### Given request
Print the data that follows exactly.

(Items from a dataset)
──────────

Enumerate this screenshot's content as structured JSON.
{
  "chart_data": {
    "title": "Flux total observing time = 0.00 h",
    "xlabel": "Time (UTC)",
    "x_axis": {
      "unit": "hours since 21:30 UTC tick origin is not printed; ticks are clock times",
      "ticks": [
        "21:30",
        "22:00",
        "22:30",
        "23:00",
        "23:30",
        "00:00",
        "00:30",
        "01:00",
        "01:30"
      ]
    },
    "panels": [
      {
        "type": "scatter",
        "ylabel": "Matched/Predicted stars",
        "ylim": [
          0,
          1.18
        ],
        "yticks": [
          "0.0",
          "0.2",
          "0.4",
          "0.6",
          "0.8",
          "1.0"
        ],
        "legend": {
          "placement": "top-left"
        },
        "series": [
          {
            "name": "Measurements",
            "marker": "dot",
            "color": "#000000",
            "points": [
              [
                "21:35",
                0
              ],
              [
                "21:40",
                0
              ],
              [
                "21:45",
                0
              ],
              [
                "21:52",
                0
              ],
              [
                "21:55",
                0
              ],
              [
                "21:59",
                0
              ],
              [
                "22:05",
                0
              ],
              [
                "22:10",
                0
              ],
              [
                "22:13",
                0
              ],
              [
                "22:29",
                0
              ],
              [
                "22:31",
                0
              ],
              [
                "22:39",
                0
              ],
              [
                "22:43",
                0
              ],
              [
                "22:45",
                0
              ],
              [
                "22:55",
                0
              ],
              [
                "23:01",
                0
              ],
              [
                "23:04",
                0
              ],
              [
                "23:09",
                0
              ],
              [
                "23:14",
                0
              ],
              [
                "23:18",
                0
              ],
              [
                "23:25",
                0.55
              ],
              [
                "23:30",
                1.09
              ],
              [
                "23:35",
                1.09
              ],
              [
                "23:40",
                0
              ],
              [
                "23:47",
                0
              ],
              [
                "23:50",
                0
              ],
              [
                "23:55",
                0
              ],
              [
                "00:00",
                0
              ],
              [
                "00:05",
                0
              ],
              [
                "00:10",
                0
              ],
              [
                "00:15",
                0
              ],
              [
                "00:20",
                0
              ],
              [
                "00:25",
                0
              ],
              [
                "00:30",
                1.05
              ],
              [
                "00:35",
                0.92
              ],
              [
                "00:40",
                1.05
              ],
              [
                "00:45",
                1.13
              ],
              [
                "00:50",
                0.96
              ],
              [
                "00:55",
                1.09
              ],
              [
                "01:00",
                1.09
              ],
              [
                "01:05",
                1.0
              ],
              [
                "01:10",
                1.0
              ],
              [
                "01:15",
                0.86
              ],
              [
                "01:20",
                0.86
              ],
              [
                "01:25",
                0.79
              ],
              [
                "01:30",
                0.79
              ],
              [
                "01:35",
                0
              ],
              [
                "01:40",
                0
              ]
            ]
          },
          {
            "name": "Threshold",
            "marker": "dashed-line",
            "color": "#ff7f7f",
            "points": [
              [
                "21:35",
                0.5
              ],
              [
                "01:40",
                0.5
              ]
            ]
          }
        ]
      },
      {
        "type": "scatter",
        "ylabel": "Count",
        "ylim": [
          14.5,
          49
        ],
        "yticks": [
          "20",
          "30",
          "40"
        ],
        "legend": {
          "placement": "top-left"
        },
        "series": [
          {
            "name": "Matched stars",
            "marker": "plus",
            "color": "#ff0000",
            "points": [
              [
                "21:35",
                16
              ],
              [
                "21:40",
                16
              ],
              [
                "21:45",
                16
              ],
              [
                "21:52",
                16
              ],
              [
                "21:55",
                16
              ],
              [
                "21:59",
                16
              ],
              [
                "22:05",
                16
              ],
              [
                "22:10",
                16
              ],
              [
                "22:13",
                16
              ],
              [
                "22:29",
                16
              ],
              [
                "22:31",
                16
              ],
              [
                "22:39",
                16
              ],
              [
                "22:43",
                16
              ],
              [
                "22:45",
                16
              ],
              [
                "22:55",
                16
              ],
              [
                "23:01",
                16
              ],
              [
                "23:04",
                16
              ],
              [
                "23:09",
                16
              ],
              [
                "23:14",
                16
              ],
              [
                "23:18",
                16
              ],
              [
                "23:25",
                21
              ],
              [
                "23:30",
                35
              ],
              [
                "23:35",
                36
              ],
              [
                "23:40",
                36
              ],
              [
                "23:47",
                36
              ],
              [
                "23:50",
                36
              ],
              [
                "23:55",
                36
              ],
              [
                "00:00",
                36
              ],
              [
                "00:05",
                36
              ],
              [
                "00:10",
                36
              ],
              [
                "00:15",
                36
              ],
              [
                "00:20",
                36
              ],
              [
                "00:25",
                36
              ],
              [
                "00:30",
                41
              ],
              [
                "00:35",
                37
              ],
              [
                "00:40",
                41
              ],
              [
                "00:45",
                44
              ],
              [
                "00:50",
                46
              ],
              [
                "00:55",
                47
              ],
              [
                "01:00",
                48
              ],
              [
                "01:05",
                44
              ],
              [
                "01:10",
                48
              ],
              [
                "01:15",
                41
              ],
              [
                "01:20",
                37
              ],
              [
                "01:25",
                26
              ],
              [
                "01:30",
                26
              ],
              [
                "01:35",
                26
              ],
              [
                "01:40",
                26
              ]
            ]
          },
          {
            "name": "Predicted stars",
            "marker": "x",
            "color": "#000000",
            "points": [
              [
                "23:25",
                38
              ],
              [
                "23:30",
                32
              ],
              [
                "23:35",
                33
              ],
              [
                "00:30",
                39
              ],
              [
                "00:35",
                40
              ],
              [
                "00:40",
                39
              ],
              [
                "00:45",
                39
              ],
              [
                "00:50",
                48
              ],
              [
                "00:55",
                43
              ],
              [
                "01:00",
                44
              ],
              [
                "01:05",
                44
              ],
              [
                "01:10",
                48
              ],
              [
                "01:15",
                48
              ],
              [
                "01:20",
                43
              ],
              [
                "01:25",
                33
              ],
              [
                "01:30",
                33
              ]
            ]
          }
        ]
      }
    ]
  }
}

──────────

### Exercise response
Enumerate this screenshot's content as structured JSON.
{
  "chart_data": {
    "title": "Flux total observing time = 0.00 h",
    "xlabel": "Time (UTC)",
    "x_axis": {
      "unit": "hours since 21:30 UTC tick origin is not printed; ticks are clock times",
      "ticks": [
        "21:30",
        "22:00",
        "22:30",
        "23:00",
        "23:30",
        "00:00",
        "00:30",
        "01:00",
        "01:30"
      ]
    },
    "panels": [
      {
        "type": "scatter",
        "ylabel": "Matched/Predicted stars",
        "ylim": [
          0,
          1.18
        ],
        "yticks": [
          "0.0",
          "0.2",
          "0.4",
          "0.6",
          "0.8",
          "1.0"
        ],
        "legend": {
          "placement": "top-left"
        },
        "series": [
          {
            "name": "Measurements",
            "marker": "dot",
            "color": "#000000",
            "points": [
              [
                "21:35",
                0
              ],
              [
                "21:40",
                0
              ],
              [
                "21:45",
                0
              ],
              [
                "21:52",
                0
              ],
              [
                "21:55",
                0
              ],
              [
                "21:59",
                0
              ],
              [
                "22:05",
                0
              ],
              [
                "22:10",
                0
              ],
              [
                "22:13",
                0
              ],
              [
                "22:29",
                0
              ],
              [
                "22:31",
                0
              ],
              [
                "22:39",
                0
              ],
              [
                "22:43",
                0
              ],
              [
                "22:45",
                0
              ],
              [
                "22:55",
                0
              ],
              [
                "23:01",
                0
              ],
              [
                "23:04",
                0
              ],
              [
                "23:09",
                0
              ],
              [
                "23:14",
                0
              ],
              [
                "23:18",
                0
              ],
              [
                "23:25",
                0.55
              ],
              [
                "23:30",
                1.09
              ],
              [
                "23:35",
                1.09
              ],
              [
                "23:40",
                0
              ],
              [
                "23:47",
                0
              ],
              [
                "23:50",
                0
              ],
              [
                "23:55",
                0
              ],
              [
                "00:00",
                0
              ],
              [
                "00:05",
                0
              ],
              [
                "00:10",
                0
              ],
              [
                "00:15",
                0
              ],
              [
                "00:20",
                0
              ],
              [
                "00:25",
                0
              ],
              [
                "00:30",
                1.05
              ],
              [
                "00:35",
                0.92
              ],
              [
                "00:40",
                1.05
              ],
              [
                "00:45",
                1.13
              ],
              [
                "00:50",
                0.96
              ],
              [
                "00:55",
                1.09
              ],
              [
                "01:00",
                1.09
              ],
              [
                "01:05",
                1.0
              ],
              [
                "01:10",
                1.0
              ],
              [
                "01:15",
                0.86
              ],
              [
                "01:20",
                0.86
              ],
              [
                "01:25",
                0.79
              ],
              [
                "01:30",
                0.79
              ],
              [
                "01:35",
                0
              ],
              [
                "01:40",
                0
              ]
            ]
          },
          {
            "name": "Threshold",
            "marker": "dashed-line",
            "color": "#ff7f7f",
            "points": [
              [
                "21:35",
                0.5
              ],
              [
                "01:40",
                0.5
              ]
            ]
          }
        ]
      },
      {
        "type": "scatter",
        "ylabel": "Count",
        "ylim": [
          14.5,
          49
        ],
        "yticks": [
          "20",
          "30",
          "40"
        ],
        "legend": {
          "placement": "top-left"
        },
        "series": [
          {
            "name": "Matched stars",
            "marker": "plus",
            "color": "#ff0000",
            "points": [
              [
                "21:35",
                16
              ],
              [
                "21:40",
                16
              ],
              [
                "21:45",
                16
              ],
              [
                "21:52",
                16
              ],
              [
                "21:55",
                16
              ],
              [
                "21:59",
                16
              ],
              [
                "22:05",
                16
              ],
              [
                "22:10",
                16
              ],
              [
                "22:13",
                16
              ],
              [
                "22:29",
                16
              ],
              [
                "22:31",
                16
              ],
              [
                "22:39",
                16
              ],
              [
                "22:43",
                16
              ],
              [
                "22:45",
                16
              ],
              [
                "22:55",
                16
              ],
              [
                "23:01",
                16
              ],
              [
                "23:04",
                16
              ],
              [
                "23:09",
                16
              ],
              [
                "23:14",
                16
              ],
              [
                "23:18",
                16
              ],
              [
                "23:25",
                21
              ],
              [
                "23:30",
                35
              ],
              [
                "23:35",
                36
              ],
              [
                "23:40",
                36
              ],
              [
                "23:47",
                36
              ],
              [
                "23:50",
                36
              ],
              [
                "23:55",
                36
              ],
              [
                "00:00",
                36
              ],
              [
                "00:05",
                36
              ],
              [
                "00:10",
                36
              ],
              [
                "00:15",
                36
              ],
              [
                "00:20",
                36
              ],
              [
                "00:25",
                36
              ],
              [
                "00:30",
                41
              ],
              [
                "00:35",
                37
              ],
              [
                "00:40",
                41
              ],
              [
                "00:45",
                44
              ],
              [
                "00:50",
                46
              ],
              [
                "00:55",
                47
              ],
              [
                "01:00",
                48
              ],
              [
                "01:05",
                44
              ],
              [
                "01:10",
                48
              ],
              [
                "01:15",
                41
              ],
              [
                "01:20",
                37
              ],
              [
                "01:25",
                26
              ],
              [
                "01:30",
                26
              ],
              [
                "01:35",
                26
              ],
              [
                "01:40",
                26
              ]
            ]
          },
          {
            "name": "Predicted stars",
            "marker": "x",
            "color": "#000000",
            "points": [
              [
                "23:25",
                38
              ],
              [
                "23:30",
                32
              ],
              [
                "23:35",
                33
              ],
              [
                "00:30",
                39
              ],
              [
                "00:35",
                40
              ],
              [
                "00:40",
                39
              ],
              [
                "00:45",
                39
              ],
              [
                "00:50",
                48
              ],
              [
                "00:55",
                43
              ],
              [
                "01:00",
                44
              ],
              [
                "01:05",
                44
              ],
              [
                "01:10",
                48
              ],
              [
                "01:15",
                48
              ],
              [
                "01:20",
                43
              ],
              [
                "01:25",
                33
              ],
              [
                "01:30",
                33
              ]
            ]
          }
        ]
      }
    ]
  }
}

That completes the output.